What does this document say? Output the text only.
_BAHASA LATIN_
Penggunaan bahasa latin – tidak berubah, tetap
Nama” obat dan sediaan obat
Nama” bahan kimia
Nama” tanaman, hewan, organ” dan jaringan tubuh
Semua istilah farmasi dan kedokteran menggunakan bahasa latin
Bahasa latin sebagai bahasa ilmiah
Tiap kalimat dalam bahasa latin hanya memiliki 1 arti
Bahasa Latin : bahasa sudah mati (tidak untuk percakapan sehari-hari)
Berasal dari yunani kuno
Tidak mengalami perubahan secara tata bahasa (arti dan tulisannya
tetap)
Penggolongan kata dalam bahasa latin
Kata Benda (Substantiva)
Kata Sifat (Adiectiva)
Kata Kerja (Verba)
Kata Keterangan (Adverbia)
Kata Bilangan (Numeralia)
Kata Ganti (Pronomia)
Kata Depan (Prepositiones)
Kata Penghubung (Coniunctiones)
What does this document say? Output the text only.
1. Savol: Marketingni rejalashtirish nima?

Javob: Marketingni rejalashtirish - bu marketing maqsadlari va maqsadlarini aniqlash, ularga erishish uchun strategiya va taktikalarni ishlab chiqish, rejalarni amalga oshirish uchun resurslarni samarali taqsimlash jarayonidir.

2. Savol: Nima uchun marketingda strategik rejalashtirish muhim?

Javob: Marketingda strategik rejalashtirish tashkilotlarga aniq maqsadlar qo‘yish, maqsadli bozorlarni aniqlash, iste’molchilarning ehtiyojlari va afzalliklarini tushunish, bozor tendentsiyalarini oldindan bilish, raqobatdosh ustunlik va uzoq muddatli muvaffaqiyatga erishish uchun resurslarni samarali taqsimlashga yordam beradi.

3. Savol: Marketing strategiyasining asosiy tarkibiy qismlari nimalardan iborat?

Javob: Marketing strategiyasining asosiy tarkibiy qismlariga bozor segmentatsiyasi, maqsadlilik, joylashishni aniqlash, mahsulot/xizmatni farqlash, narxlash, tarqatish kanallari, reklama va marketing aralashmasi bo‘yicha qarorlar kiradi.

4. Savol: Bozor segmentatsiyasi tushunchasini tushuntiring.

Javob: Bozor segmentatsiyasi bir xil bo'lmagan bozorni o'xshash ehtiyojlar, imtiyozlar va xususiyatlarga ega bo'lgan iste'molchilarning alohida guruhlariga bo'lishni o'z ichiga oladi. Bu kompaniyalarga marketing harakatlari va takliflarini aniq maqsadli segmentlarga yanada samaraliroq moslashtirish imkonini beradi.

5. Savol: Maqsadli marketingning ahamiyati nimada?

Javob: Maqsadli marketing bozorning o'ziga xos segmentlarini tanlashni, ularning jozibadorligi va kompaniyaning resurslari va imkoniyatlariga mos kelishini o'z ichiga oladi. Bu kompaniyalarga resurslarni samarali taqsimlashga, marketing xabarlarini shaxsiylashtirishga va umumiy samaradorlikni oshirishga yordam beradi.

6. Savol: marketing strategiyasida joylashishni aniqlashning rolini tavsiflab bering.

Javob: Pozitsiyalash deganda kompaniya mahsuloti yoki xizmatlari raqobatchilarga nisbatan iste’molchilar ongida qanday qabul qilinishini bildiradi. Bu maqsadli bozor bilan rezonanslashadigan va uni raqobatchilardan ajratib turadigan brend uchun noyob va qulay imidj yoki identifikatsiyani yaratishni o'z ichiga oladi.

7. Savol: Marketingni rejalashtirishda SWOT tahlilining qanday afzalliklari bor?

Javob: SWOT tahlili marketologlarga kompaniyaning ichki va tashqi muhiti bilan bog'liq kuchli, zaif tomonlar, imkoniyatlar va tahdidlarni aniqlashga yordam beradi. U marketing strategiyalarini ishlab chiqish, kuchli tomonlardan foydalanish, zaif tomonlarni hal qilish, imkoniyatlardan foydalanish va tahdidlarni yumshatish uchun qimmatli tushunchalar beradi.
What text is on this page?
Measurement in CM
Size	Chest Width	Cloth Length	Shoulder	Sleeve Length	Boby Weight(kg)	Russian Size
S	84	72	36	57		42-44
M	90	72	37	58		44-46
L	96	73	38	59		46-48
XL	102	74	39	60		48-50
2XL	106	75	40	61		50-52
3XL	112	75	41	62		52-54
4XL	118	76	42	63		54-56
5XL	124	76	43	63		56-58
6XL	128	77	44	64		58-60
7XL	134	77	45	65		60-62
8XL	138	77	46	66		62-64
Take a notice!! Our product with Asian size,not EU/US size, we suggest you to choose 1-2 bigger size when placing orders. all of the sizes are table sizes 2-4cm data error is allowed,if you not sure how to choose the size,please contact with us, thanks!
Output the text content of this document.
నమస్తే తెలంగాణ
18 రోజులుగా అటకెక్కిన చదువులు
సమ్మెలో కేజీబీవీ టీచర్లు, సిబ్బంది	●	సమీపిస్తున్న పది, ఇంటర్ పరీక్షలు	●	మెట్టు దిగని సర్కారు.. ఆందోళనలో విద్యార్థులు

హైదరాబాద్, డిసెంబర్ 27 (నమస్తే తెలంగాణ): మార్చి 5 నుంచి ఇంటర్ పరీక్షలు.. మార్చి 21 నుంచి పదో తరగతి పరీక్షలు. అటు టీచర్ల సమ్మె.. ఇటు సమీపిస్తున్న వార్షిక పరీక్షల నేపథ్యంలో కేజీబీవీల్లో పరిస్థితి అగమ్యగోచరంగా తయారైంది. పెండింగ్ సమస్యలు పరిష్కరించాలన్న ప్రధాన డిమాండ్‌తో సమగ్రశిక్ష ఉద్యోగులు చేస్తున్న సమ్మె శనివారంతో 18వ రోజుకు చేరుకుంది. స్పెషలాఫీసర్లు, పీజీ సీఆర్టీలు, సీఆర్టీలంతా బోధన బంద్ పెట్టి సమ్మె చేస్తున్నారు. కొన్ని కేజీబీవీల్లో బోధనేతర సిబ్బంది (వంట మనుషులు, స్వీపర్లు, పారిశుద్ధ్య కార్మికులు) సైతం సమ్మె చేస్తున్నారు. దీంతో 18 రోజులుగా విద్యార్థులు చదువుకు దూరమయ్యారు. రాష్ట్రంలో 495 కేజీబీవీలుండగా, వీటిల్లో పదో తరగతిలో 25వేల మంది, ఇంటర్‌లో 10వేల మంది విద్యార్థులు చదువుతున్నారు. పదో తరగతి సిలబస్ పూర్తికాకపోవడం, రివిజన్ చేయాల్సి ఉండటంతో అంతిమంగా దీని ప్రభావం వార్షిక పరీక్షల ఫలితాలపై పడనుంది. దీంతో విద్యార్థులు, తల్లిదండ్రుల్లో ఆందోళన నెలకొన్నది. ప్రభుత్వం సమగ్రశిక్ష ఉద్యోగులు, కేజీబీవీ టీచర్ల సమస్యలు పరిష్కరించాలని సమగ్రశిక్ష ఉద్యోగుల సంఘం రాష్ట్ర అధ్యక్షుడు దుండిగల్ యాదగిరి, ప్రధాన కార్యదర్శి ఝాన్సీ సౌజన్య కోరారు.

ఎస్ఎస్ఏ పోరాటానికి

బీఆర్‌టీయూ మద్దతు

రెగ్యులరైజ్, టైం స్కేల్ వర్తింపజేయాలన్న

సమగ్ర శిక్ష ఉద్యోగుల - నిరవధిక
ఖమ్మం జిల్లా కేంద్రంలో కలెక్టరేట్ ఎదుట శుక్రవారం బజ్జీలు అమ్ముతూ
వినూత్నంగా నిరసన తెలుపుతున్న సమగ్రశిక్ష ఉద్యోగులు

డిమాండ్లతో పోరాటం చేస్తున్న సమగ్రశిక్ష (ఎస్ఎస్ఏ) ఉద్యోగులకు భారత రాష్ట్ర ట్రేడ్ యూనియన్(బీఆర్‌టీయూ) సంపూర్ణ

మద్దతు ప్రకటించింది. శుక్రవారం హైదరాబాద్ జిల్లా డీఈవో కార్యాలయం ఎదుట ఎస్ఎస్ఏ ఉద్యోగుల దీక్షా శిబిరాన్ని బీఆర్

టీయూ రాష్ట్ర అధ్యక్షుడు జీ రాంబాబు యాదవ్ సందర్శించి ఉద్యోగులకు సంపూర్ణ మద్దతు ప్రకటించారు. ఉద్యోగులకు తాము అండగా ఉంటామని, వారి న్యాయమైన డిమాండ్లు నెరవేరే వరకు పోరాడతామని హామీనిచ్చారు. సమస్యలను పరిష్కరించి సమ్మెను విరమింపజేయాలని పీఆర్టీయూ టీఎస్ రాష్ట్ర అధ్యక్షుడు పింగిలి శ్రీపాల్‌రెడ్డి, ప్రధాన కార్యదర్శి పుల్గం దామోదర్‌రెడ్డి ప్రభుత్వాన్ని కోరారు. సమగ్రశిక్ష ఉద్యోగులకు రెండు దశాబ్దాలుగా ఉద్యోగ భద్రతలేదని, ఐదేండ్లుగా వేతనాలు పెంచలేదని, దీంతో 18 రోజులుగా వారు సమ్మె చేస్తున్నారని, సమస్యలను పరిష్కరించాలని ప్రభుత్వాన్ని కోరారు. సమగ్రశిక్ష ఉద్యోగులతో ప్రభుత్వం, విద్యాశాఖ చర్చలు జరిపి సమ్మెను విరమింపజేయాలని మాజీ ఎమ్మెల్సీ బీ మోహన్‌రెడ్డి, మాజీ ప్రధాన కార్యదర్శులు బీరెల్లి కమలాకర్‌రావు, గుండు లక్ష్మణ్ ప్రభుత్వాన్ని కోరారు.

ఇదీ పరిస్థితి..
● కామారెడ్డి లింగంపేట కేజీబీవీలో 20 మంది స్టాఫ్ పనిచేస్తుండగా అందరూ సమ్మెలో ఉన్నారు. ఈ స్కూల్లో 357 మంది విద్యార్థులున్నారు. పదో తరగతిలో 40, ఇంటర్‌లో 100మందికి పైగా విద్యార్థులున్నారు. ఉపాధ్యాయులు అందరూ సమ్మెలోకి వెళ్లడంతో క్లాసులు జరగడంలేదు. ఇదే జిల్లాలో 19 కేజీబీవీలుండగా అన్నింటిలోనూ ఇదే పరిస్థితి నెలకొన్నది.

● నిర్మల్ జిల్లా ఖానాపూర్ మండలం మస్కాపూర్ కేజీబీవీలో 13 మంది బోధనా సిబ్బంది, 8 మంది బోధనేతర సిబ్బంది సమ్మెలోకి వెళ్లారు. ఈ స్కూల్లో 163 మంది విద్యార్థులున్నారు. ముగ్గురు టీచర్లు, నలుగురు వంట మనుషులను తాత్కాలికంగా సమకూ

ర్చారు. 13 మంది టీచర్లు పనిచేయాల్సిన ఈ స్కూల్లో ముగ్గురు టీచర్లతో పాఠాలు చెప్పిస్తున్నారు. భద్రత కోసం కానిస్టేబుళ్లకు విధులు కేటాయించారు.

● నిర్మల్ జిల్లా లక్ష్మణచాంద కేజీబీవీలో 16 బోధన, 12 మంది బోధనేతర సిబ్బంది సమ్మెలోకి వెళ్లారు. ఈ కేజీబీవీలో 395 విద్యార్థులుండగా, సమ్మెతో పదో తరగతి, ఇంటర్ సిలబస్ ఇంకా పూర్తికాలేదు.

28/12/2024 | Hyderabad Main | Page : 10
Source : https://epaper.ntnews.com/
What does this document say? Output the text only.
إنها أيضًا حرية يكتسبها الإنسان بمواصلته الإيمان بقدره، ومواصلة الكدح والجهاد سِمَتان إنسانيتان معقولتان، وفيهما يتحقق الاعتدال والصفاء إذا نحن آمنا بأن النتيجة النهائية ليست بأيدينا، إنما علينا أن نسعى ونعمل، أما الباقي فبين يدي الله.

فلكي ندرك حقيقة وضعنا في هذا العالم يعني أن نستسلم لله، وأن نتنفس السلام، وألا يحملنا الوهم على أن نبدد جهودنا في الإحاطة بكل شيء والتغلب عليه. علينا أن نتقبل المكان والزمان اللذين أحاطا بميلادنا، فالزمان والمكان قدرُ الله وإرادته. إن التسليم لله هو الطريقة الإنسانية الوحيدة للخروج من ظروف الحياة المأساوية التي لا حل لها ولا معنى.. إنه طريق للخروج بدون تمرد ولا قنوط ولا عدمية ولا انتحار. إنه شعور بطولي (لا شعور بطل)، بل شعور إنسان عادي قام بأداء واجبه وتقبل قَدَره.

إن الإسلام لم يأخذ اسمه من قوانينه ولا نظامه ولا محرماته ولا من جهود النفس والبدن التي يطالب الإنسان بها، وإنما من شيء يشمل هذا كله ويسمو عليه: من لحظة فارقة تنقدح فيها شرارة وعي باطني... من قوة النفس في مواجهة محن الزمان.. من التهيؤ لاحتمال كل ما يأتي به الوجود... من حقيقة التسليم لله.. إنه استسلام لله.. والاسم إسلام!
•••
> _What this task involves_: Search the entries for the word "strategiyasining" and pick out every line that holds it.

> _Solved exercise_:
3. Savol: Marketing strategiyasining asosiy tarkibiy qismlari nimalardan iborat?
Javob: Marketing strategiyasining asosiy tarkibiy qismlariga bozor segmentatsiyasi, maqsadlilik, joylashishni aniqlash, mahsulot/xizmatni farqlash, narxlash, tarqatish kanallari, reklama va marketing aralashmasi bo‘yicha qarorlar kiradi.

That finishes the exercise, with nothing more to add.